YOUR OBJECTIVE: Copy every record word for word.
>> START GIVEN RECORDS
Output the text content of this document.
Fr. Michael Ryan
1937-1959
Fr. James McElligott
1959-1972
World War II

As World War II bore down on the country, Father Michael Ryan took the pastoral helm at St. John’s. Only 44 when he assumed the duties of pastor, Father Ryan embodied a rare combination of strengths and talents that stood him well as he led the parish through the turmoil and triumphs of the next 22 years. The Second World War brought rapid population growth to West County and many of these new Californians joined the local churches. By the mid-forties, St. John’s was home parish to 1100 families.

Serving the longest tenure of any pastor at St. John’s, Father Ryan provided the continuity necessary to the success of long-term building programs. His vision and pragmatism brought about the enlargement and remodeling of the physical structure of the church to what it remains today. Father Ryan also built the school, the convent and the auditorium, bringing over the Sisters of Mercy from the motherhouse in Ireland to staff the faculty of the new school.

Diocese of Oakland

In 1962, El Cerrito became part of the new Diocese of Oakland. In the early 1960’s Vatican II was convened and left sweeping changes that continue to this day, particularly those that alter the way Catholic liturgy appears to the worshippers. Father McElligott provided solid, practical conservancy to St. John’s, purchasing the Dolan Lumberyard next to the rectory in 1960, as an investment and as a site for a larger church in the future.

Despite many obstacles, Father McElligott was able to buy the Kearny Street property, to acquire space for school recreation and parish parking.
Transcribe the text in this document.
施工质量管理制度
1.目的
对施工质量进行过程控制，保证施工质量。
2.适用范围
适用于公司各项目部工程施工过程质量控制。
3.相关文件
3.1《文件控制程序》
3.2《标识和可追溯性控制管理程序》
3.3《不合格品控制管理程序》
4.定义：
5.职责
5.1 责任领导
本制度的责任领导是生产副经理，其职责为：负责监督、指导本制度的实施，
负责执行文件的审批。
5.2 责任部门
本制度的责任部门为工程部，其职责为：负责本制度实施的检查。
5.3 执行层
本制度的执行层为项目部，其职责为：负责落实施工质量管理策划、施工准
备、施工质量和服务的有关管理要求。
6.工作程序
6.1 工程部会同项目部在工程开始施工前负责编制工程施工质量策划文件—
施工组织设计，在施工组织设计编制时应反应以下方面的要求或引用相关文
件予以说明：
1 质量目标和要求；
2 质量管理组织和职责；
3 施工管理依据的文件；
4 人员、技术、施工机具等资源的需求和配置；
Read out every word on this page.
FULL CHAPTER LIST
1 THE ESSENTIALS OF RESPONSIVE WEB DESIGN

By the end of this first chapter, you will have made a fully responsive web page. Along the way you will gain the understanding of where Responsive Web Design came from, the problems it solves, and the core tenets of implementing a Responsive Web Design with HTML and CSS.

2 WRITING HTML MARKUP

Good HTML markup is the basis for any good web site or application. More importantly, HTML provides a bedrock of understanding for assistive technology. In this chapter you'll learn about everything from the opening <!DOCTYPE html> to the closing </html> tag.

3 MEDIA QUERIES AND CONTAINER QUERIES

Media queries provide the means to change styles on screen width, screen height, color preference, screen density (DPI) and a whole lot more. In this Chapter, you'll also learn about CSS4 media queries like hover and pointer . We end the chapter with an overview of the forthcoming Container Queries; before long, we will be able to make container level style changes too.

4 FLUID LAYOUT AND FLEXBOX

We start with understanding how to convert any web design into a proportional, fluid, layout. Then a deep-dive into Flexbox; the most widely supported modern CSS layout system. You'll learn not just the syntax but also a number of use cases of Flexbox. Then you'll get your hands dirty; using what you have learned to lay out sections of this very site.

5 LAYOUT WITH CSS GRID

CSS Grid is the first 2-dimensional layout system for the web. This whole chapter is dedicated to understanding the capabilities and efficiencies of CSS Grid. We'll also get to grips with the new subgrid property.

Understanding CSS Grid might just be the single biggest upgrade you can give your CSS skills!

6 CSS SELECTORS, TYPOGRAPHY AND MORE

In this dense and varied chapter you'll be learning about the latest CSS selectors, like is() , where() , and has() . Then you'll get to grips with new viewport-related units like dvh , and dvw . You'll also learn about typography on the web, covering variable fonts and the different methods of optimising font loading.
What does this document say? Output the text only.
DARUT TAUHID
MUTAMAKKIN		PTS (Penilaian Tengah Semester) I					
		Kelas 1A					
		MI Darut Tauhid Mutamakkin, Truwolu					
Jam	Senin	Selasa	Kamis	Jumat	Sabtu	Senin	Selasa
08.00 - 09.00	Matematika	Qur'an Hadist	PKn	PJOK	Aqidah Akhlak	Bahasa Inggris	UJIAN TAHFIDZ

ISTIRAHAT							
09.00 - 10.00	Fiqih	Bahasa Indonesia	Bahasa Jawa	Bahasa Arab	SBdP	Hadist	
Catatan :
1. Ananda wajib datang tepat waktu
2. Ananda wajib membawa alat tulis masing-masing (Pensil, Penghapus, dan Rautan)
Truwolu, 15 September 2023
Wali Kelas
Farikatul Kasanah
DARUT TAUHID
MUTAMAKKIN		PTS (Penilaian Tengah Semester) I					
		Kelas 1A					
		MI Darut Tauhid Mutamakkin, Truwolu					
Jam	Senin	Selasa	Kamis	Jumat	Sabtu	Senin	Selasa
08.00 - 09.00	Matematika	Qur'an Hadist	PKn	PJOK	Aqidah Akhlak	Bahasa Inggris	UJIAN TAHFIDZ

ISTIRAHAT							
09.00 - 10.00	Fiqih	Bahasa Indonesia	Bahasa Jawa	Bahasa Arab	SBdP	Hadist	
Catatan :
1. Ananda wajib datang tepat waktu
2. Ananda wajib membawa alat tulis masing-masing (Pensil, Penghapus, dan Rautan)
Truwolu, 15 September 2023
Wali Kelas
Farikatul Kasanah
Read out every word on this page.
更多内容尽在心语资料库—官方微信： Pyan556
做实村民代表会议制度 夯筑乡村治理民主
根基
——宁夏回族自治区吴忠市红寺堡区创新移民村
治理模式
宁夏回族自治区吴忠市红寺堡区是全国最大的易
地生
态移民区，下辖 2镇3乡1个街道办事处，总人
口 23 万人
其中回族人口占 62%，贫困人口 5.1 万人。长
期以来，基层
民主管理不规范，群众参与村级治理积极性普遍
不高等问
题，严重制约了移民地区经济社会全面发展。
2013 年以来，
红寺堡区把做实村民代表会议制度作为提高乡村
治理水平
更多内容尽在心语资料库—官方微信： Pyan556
>> END GIVEN RECORDS
FINAL ANSWER:
Output the text content of this document.
Fr. Michael Ryan
1937-1959
Fr. James McElligott
1959-1972
World War II

As World War II bore down on the country, Father Michael Ryan took the pastoral helm at St. John’s. Only 44 when he assumed the duties of pastor, Father Ryan embodied a rare combination of strengths and talents that stood him well as he led the parish through the turmoil and triumphs of the next 22 years. The Second World War brought rapid population growth to West County and many of these new Californians joined the local churches. By the mid-forties, St. John’s was home parish to 1100 families.

Serving the longest tenure of any pastor at St. John’s, Father Ryan provided the continuity necessary to the success of long-term building programs. His vision and pragmatism brought about the enlargement and remodeling of the physical structure of the church to what it remains today. Father Ryan also built the school, the convent and the auditorium, bringing over the Sisters of Mercy from the motherhouse in Ireland to staff the faculty of the new school.

Diocese of Oakland

In 1962, El Cerrito became part of the new Diocese of Oakland. In the early 1960’s Vatican II was convened and left sweeping changes that continue to this day, particularly those that alter the way Catholic liturgy appears to the worshippers. Father McElligott provided solid, practical conservancy to St. John’s, purchasing the Dolan Lumberyard next to the rectory in 1960, as an investment and as a site for a larger church in the future.

Despite many obstacles, Father McElligott was able to buy the Kearny Street property, to acquire space for school recreation and parish parking.
Transcribe the text in this document.
施工质量管理制度
1.目的
对施工质量进行过程控制，保证施工质量。
2.适用范围
适用于公司各项目部工程施工过程质量控制。
3.相关文件
3.1《文件控制程序》
3.2《标识和可追溯性控制管理程序》
3.3《不合格品控制管理程序》
4.定义：
5.职责
5.1 责任领导
本制度的责任领导是生产副经理，其职责为：负责监督、指导本制度的实施，
负责执行文件的审批。
5.2 责任部门
本制度的责任部门为工程部，其职责为：负责本制度实施的检查。
5.3 执行层
本制度的执行层为项目部，其职责为：负责落实施工质量管理策划、施工准
备、施工质量和服务的有关管理要求。
6.工作程序
6.1 工程部会同项目部在工程开始施工前负责编制工程施工质量策划文件—
施工组织设计，在施工组织设计编制时应反应以下方面的要求或引用相关文
件予以说明：
1 质量目标和要求；
2 质量管理组织和职责；
3 施工管理依据的文件；
4 人员、技术、施工机具等资源的需求和配置；
Read out every word on this page.
FULL CHAPTER LIST
1 THE ESSENTIALS OF RESPONSIVE WEB DESIGN

By the end of this first chapter, you will have made a fully responsive web page. Along the way you will gain the understanding of where Responsive Web Design came from, the problems it solves, and the core tenets of implementing a Responsive Web Design with HTML and CSS.

2 WRITING HTML MARKUP

Good HTML markup is the basis for any good web site or application. More importantly, HTML provides a bedrock of understanding for assistive technology. In this chapter you'll learn about everything from the opening <!DOCTYPE html> to the closing </html> tag.

3 MEDIA QUERIES AND CONTAINER QUERIES

Media queries provide the means to change styles on screen width, screen height, color preference, screen density (DPI) and a whole lot more. In this Chapter, you'll also learn about CSS4 media queries like hover and pointer . We end the chapter with an overview of the forthcoming Container Queries; before long, we will be able to make container level style changes too.

4 FLUID LAYOUT AND FLEXBOX

We start with understanding how to convert any web design into a proportional, fluid, layout. Then a deep-dive into Flexbox; the most widely supported modern CSS layout system. You'll learn not just the syntax but also a number of use cases of Flexbox. Then you'll get your hands dirty; using what you have learned to lay out sections of this very site.

5 LAYOUT WITH CSS GRID

CSS Grid is the first 2-dimensional layout system for the web. This whole chapter is dedicated to understanding the capabilities and efficiencies of CSS Grid. We'll also get to grips with the new subgrid property.

Understanding CSS Grid might just be the single biggest upgrade you can give your CSS skills!

6 CSS SELECTORS, TYPOGRAPHY AND MORE

In this dense and varied chapter you'll be learning about the latest CSS selectors, like is() , where() , and has() . Then you'll get to grips with new viewport-related units like dvh , and dvw . You'll also learn about typography on the web, covering variable fonts and the different methods of optimising font loading.
What does this document say? Output the text only.
DARUT TAUHID
MUTAMAKKIN		PTS (Penilaian Tengah Semester) I					
		Kelas 1A					
		MI Darut Tauhid Mutamakkin, Truwolu					
Jam	Senin	Selasa	Kamis	Jumat	Sabtu	Senin	Selasa
08.00 - 09.00	Matematika	Qur'an Hadist	PKn	PJOK	Aqidah Akhlak	Bahasa Inggris	UJIAN TAHFIDZ

ISTIRAHAT							
09.00 - 10.00	Fiqih	Bahasa Indonesia	Bahasa Jawa	Bahasa Arab	SBdP	Hadist	
Catatan :
1. Ananda wajib datang tepat waktu
2. Ananda wajib membawa alat tulis masing-masing (Pensil, Penghapus, dan Rautan)
Truwolu, 15 September 2023
Wali Kelas
Farikatul Kasanah
DARUT TAUHID
MUTAMAKKIN		PTS (Penilaian Tengah Semester) I					
		Kelas 1A					
		MI Darut Tauhid Mutamakkin, Truwolu					
Jam	Senin	Selasa	Kamis	Jumat	Sabtu	Senin	Selasa
08.00 - 09.00	Matematika	Qur'an Hadist	PKn	PJOK	Aqidah Akhlak	Bahasa Inggris	UJIAN TAHFIDZ

ISTIRAHAT							
09.00 - 10.00	Fiqih	Bahasa Indonesia	Bahasa Jawa	Bahasa Arab	SBdP	Hadist	
Catatan :
1. Ananda wajib datang tepat waktu
2. Ananda wajib membawa alat tulis masing-masing (Pensil, Penghapus, dan Rautan)
Truwolu, 15 September 2023
Wali Kelas
Farikatul Kasanah
Read out every word on this page.
更多内容尽在心语资料库—官方微信： Pyan556
做实村民代表会议制度 夯筑乡村治理民主
根基
——宁夏回族自治区吴忠市红寺堡区创新移民村
治理模式
宁夏回族自治区吴忠市红寺堡区是全国最大的易
地生
态移民区，下辖 2镇3乡1个街道办事处，总人
口 23 万人
其中回族人口占 62%，贫困人口 5.1 万人。长
期以来，基层
民主管理不规范，群众参与村级治理积极性普遍
不高等问
题，严重制约了移民地区经济社会全面发展。
2013 年以来，
红寺堡区把做实村民代表会议制度作为提高乡村
治理水平
更多内容尽在心语资料库—官方微信： Pyan556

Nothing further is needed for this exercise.